**Given request:** The records that follow are to be repeated without alteration.

Part of a data file
════════════════════
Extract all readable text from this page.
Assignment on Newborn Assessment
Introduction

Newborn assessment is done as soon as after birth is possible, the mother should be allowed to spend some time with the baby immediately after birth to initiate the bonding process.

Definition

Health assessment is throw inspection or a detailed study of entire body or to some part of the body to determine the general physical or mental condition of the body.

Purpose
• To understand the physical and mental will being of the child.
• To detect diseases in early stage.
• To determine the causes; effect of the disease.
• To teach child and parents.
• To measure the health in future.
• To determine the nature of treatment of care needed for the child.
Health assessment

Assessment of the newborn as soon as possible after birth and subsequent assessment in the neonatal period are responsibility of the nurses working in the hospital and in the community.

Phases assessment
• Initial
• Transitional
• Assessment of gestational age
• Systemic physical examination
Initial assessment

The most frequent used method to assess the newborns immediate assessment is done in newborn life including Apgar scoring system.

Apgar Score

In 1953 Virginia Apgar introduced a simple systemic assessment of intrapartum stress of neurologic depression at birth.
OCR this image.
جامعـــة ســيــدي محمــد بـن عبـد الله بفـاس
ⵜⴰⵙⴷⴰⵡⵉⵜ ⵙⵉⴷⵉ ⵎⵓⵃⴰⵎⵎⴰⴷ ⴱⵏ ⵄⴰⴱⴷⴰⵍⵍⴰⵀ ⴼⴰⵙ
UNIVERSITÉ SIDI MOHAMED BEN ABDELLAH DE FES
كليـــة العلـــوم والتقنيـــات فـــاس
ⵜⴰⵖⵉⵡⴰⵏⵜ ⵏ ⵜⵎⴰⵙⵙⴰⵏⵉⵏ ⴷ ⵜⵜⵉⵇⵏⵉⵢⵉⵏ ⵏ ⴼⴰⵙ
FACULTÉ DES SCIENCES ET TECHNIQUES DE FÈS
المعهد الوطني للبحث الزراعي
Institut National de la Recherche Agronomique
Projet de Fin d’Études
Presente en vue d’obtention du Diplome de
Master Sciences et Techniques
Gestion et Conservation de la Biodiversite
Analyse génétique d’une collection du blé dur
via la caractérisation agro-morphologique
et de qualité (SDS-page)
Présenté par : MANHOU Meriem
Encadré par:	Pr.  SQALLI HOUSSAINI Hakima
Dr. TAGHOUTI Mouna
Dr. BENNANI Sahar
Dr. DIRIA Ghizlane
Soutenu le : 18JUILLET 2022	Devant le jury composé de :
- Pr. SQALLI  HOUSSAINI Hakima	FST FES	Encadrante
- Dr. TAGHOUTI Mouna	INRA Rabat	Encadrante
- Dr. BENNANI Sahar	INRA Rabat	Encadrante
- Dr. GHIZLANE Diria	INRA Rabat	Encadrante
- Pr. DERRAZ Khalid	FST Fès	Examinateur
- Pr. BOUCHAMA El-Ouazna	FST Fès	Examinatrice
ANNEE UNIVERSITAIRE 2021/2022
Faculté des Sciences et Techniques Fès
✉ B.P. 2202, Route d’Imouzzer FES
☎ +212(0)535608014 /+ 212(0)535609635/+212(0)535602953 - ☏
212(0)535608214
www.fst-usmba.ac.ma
════════════════════
**The solution:**
Extract all readable text from this page.
Assignment on Newborn Assessment
Introduction

Newborn assessment is done as soon as after birth is possible, the mother should be allowed to spend some time with the baby immediately after birth to initiate the bonding process.

Definition

Health assessment is throw inspection or a detailed study of entire body or to some part of the body to determine the general physical or mental condition of the body.

Purpose
• To understand the physical and mental will being of the child.
• To detect diseases in early stage.
• To determine the causes; effect of the disease.
• To teach child and parents.
• To measure the health in future.
• To determine the nature of treatment of care needed for the child.
Health assessment

Assessment of the newborn as soon as possible after birth and subsequent assessment in the neonatal period are responsibility of the nurses working in the hospital and in the community.

Phases assessment
• Initial
• Transitional
• Assessment of gestational age
• Systemic physical examination
Initial assessment

The most frequent used method to assess the newborns immediate assessment is done in newborn life including Apgar scoring system.

Apgar Score

In 1953 Virginia Apgar introduced a simple systemic assessment of intrapartum stress of neurologic depression at birth.
OCR this image.
جامعـــة ســيــدي محمــد بـن عبـد الله بفـاس
ⵜⴰⵙⴷⴰⵡⵉⵜ ⵙⵉⴷⵉ ⵎⵓⵃⴰⵎⵎⴰⴷ ⴱⵏ ⵄⴰⴱⴷⴰⵍⵍⴰⵀ ⴼⴰⵙ
UNIVERSITÉ SIDI MOHAMED BEN ABDELLAH DE FES
كليـــة العلـــوم والتقنيـــات فـــاس
ⵜⴰⵖⵉⵡⴰⵏⵜ ⵏ ⵜⵎⴰⵙⵙⴰⵏⵉⵏ ⴷ ⵜⵜⵉⵇⵏⵉⵢⵉⵏ ⵏ ⴼⴰⵙ
FACULTÉ DES SCIENCES ET TECHNIQUES DE FÈS
المعهد الوطني للبحث الزراعي
Institut National de la Recherche Agronomique
Projet de Fin d’Études
Presente en vue d’obtention du Diplome de
Master Sciences et Techniques
Gestion et Conservation de la Biodiversite
Analyse génétique d’une collection du blé dur
via la caractérisation agro-morphologique
et de qualité (SDS-page)
Présenté par : MANHOU Meriem
Encadré par:	Pr.  SQALLI HOUSSAINI Hakima
Dr. TAGHOUTI Mouna
Dr. BENNANI Sahar
Dr. DIRIA Ghizlane
Soutenu le : 18JUILLET 2022	Devant le jury composé de :
- Pr. SQALLI  HOUSSAINI Hakima	FST FES	Encadrante
- Dr. TAGHOUTI Mouna	INRA Rabat	Encadrante
- Dr. BENNANI Sahar	INRA Rabat	Encadrante
- Dr. GHIZLANE Diria	INRA Rabat	Encadrante
- Pr. DERRAZ Khalid	FST Fès	Examinateur
- Pr. BOUCHAMA El-Ouazna	FST Fès	Examinatrice
ANNEE UNIVERSITAIRE 2021/2022
Faculté des Sciences et Techniques Fès
✉ B.P. 2202, Route d’Imouzzer FES
☎ +212(0)535608014 /+ 212(0)535609635/+212(0)535602953 - ☏
212(0)535608214
www.fst-usmba.ac.ma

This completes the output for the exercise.